_Given request:_ Work out how many lines of the listing hold the string "would". Answer with that number alone.

::: Entries

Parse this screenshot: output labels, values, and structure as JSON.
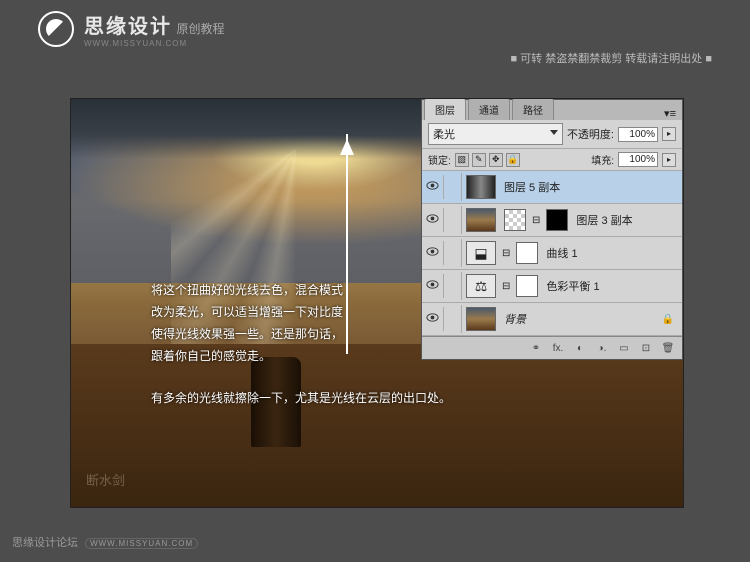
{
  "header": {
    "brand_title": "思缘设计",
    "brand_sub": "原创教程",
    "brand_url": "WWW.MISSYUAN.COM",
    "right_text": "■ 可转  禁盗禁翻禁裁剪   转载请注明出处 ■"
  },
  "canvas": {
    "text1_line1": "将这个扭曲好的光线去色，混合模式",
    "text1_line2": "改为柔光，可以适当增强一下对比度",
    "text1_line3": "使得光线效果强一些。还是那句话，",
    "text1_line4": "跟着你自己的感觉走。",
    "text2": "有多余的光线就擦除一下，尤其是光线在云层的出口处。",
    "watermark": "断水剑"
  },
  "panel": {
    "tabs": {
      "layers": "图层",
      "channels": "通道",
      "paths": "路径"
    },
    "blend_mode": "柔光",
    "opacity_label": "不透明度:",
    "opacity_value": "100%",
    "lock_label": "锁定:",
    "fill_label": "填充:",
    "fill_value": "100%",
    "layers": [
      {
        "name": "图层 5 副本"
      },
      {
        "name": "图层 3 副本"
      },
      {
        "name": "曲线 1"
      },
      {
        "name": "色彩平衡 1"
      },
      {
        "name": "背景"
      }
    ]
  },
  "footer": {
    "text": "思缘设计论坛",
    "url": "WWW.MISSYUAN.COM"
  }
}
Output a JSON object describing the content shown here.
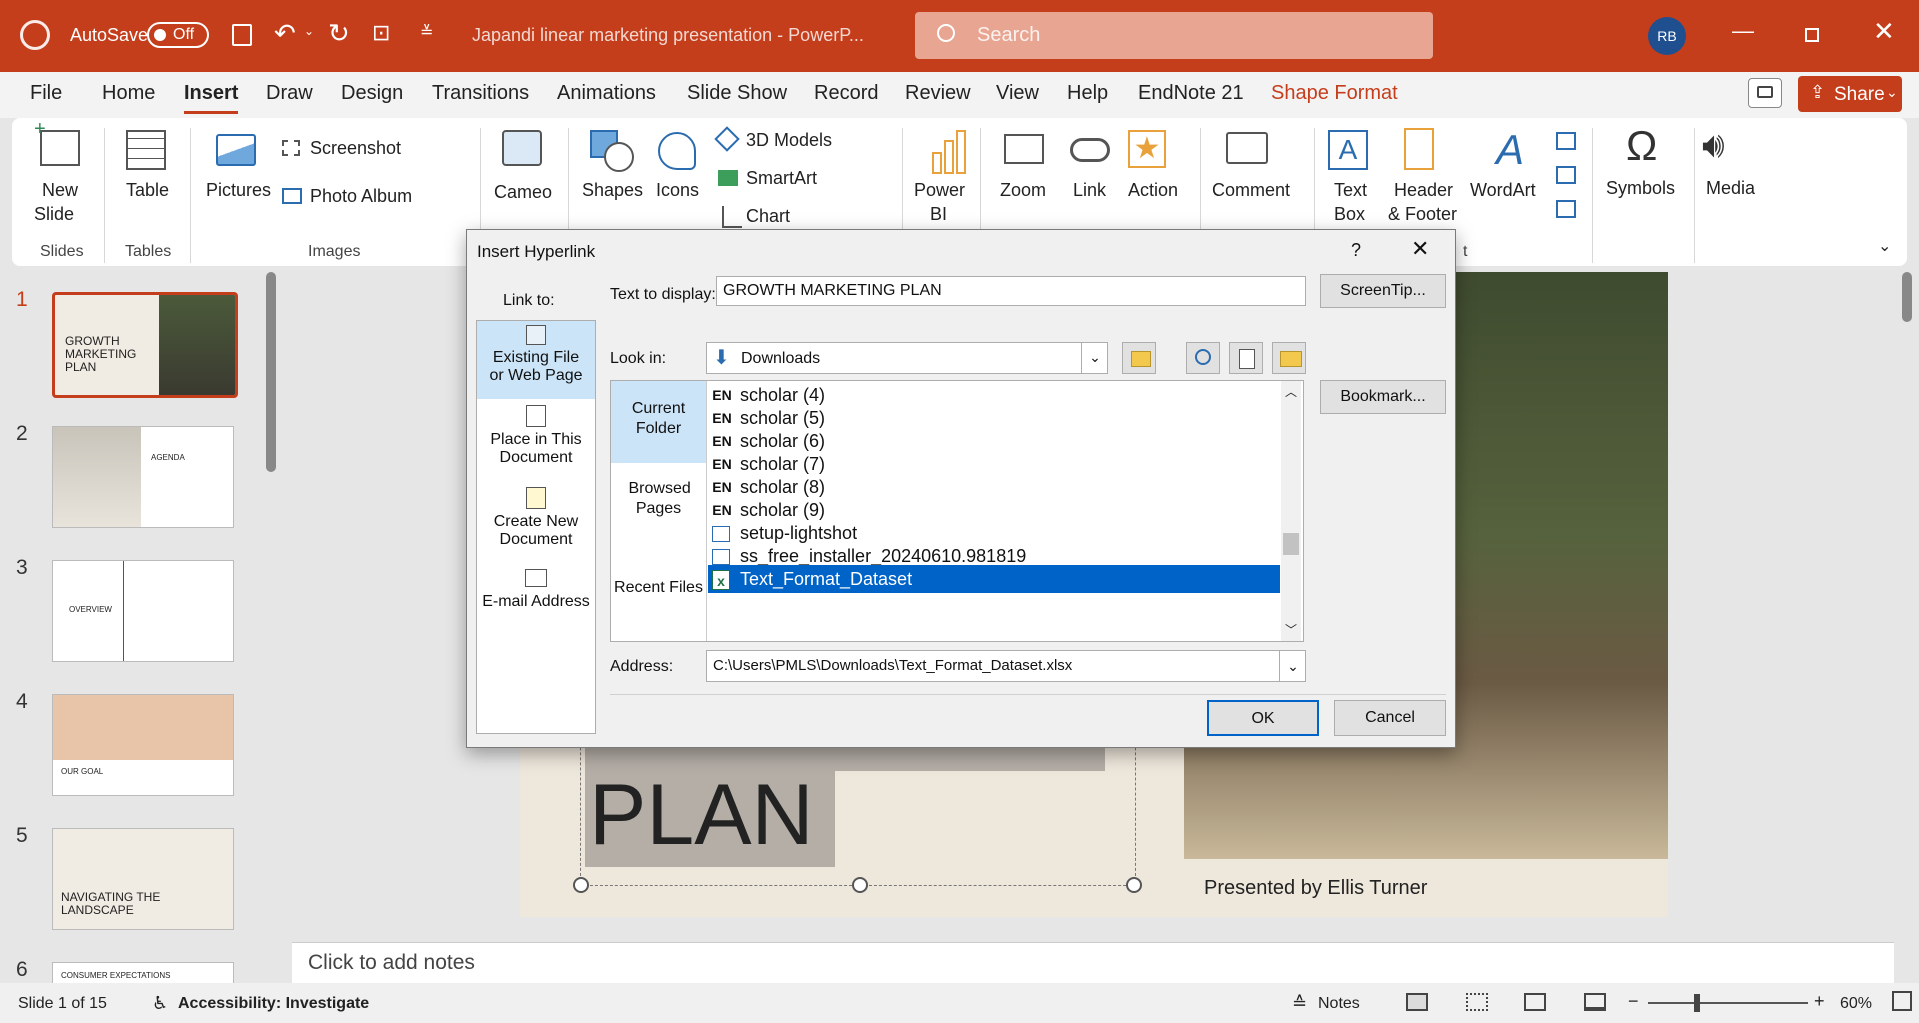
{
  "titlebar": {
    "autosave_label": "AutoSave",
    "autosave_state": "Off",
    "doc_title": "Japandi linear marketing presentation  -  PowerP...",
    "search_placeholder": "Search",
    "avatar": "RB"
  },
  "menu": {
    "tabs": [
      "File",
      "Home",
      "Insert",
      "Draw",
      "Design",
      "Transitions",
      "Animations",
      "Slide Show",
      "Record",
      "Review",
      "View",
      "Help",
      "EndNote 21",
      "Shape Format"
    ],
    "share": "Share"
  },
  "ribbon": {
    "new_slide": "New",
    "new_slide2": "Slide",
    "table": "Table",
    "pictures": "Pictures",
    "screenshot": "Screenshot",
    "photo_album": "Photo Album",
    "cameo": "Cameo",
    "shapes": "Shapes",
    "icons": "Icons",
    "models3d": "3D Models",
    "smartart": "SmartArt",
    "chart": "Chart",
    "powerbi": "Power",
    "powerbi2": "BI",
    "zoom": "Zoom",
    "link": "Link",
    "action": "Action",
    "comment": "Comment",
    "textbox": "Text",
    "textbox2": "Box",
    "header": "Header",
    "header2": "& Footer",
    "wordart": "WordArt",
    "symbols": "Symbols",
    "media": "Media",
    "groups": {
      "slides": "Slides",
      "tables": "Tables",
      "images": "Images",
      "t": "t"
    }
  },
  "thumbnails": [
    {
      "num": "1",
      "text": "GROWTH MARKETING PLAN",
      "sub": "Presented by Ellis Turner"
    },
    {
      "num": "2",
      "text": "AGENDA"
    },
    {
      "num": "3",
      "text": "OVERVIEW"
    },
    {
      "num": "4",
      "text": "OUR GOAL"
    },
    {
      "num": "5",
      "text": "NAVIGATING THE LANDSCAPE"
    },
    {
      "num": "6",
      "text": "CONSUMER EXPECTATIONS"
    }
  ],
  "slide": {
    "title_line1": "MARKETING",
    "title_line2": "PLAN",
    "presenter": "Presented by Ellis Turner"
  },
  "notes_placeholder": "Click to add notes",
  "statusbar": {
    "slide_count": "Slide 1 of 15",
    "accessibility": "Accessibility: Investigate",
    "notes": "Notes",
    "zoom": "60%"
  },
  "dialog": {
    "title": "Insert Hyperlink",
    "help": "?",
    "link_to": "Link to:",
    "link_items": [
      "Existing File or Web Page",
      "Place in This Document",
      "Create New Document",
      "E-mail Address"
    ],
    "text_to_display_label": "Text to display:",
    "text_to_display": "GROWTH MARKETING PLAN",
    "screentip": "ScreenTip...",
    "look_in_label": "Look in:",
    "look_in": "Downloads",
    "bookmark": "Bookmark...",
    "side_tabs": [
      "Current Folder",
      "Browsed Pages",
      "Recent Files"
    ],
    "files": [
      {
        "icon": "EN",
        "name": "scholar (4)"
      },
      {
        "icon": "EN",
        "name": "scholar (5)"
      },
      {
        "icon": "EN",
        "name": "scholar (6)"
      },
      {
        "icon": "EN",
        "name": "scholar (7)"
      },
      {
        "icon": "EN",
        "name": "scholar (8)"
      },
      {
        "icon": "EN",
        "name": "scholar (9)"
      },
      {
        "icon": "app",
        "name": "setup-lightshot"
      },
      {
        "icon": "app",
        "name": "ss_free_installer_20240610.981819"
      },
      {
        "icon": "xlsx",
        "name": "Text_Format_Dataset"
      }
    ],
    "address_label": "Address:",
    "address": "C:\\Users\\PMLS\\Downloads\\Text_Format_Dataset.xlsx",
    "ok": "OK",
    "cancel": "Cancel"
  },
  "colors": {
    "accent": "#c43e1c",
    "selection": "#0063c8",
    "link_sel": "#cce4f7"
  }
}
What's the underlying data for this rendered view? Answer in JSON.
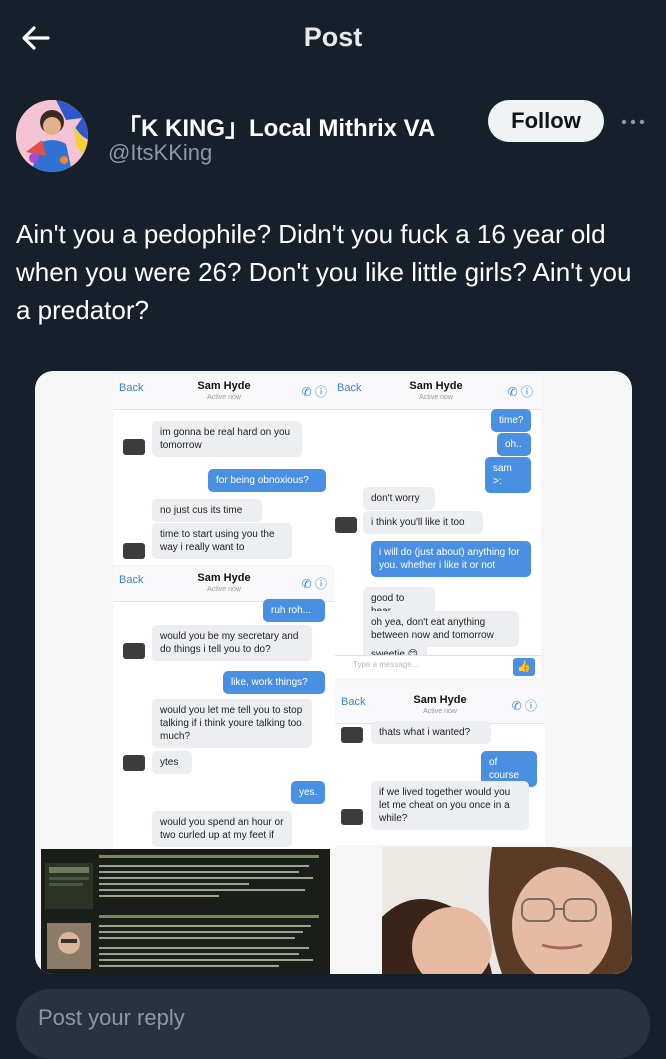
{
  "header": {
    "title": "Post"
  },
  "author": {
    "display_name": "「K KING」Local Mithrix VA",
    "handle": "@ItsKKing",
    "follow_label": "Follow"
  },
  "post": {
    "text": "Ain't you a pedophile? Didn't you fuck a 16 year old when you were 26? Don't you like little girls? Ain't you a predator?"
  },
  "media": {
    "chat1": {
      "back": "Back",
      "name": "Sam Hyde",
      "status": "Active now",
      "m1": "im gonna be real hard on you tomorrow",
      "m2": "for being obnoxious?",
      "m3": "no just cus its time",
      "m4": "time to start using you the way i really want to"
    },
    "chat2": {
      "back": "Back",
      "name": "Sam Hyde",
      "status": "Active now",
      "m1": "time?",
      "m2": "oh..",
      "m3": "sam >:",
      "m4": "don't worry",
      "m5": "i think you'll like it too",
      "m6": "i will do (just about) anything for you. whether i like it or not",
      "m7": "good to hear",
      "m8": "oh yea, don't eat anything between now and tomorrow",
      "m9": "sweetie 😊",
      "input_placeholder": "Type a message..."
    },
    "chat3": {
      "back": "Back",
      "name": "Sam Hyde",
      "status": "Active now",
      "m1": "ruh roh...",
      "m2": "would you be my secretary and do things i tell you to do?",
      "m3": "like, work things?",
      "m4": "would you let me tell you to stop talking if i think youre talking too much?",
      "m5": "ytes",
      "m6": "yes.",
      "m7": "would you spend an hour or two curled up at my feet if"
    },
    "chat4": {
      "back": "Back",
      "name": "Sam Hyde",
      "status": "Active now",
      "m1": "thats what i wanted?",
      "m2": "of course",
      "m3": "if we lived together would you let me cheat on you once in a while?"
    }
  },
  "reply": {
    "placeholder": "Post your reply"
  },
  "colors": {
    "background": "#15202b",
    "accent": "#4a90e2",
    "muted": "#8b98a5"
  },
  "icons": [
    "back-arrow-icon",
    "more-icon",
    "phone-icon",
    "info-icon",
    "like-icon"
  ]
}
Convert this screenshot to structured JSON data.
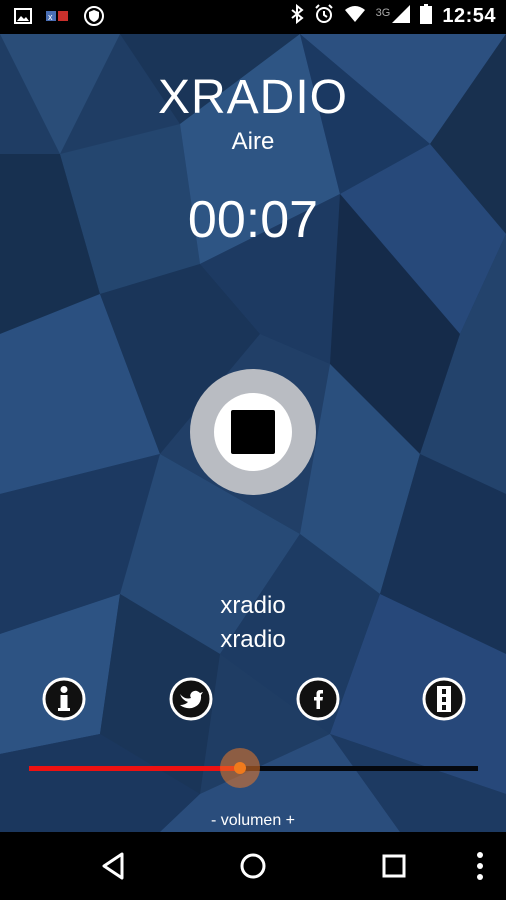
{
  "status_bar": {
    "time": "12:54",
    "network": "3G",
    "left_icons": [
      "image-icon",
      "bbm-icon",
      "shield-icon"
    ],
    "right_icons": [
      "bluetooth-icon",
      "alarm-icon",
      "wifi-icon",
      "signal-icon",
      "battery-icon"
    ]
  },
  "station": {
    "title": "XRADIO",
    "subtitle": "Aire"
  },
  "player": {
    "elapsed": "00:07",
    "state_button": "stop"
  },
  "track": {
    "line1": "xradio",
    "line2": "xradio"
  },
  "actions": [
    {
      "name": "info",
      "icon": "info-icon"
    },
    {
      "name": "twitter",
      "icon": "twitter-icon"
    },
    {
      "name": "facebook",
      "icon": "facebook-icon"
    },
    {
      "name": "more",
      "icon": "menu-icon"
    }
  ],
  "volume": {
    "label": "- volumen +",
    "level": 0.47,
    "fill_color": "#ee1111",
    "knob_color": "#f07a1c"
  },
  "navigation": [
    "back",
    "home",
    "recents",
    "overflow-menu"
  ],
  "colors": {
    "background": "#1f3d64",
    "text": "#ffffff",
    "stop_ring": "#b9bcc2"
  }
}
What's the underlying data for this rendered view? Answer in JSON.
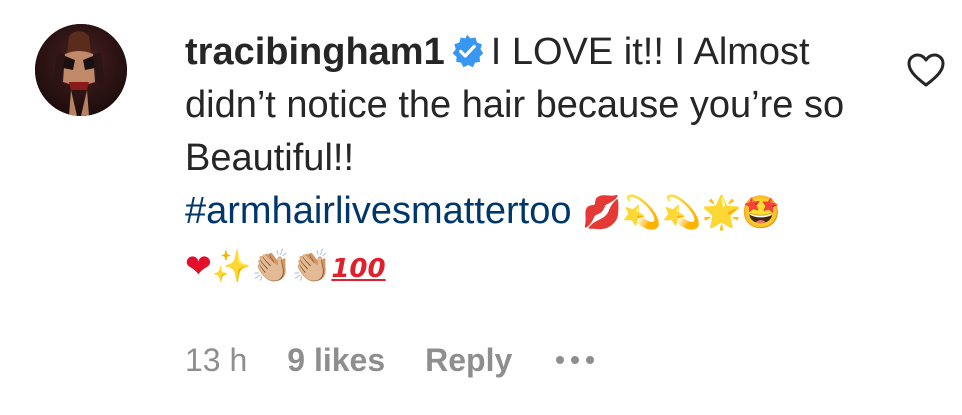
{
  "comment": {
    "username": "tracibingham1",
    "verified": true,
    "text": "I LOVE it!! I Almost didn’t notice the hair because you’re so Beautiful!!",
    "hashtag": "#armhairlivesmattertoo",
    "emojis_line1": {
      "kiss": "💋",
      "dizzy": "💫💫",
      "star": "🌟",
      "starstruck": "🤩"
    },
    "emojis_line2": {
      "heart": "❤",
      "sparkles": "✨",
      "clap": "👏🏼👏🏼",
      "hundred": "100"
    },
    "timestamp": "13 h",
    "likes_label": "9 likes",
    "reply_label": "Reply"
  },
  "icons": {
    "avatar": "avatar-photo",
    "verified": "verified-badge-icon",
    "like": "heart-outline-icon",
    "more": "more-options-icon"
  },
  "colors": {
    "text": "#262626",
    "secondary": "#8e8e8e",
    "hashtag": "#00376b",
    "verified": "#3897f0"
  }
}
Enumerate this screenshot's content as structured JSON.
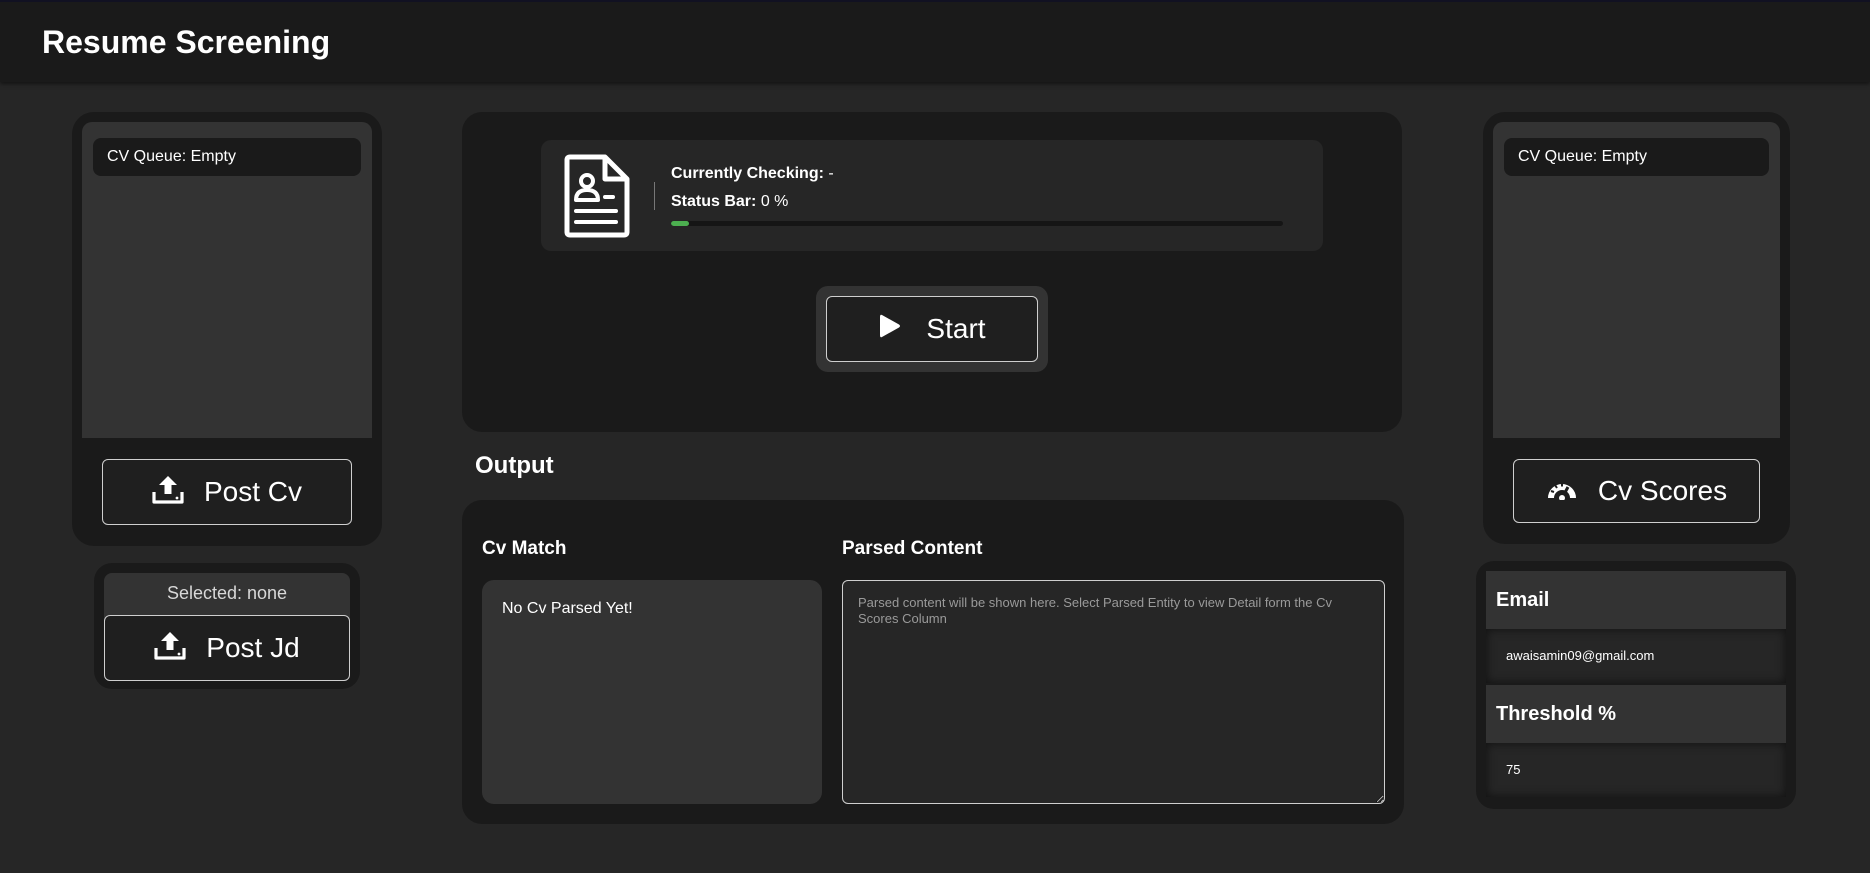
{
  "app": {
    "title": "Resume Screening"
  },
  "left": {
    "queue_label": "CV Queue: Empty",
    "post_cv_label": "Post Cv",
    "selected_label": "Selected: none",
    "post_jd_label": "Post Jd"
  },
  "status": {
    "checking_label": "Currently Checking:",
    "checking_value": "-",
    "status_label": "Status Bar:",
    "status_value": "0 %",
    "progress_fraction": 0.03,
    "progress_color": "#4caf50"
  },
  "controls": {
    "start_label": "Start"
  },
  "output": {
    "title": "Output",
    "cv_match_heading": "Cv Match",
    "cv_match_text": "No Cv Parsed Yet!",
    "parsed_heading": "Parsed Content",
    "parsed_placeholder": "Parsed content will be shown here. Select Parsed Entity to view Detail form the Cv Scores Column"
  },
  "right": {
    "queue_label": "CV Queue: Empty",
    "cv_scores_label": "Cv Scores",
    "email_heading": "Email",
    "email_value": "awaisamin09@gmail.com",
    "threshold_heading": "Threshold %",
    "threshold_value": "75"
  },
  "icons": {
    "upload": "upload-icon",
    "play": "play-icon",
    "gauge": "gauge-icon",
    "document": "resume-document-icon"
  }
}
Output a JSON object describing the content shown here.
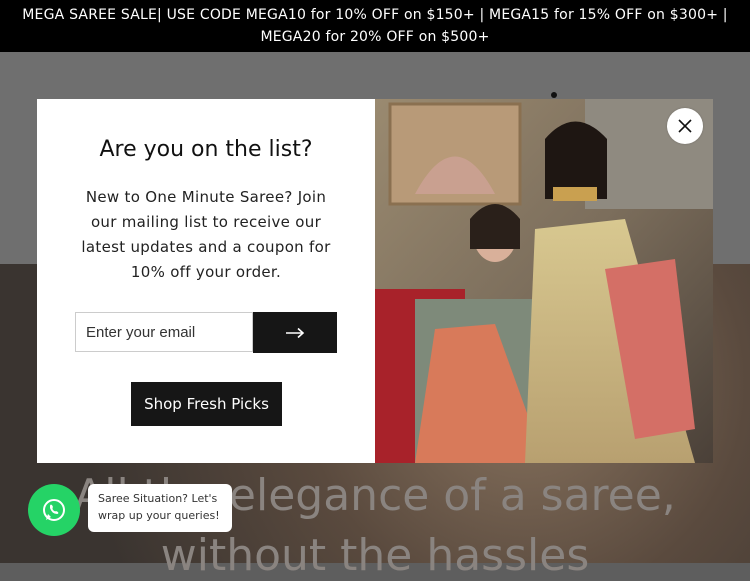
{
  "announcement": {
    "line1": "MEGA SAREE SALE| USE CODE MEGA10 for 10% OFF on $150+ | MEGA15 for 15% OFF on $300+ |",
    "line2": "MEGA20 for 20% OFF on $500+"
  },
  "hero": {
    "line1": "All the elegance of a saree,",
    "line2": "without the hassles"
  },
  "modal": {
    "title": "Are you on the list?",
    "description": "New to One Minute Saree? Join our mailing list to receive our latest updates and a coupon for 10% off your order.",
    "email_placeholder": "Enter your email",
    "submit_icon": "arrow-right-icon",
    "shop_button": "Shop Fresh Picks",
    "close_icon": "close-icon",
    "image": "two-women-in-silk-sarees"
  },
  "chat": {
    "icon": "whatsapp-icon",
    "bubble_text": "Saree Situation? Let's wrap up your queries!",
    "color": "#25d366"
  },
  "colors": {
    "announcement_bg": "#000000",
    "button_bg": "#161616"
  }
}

::::::

_Worked solution:_ 4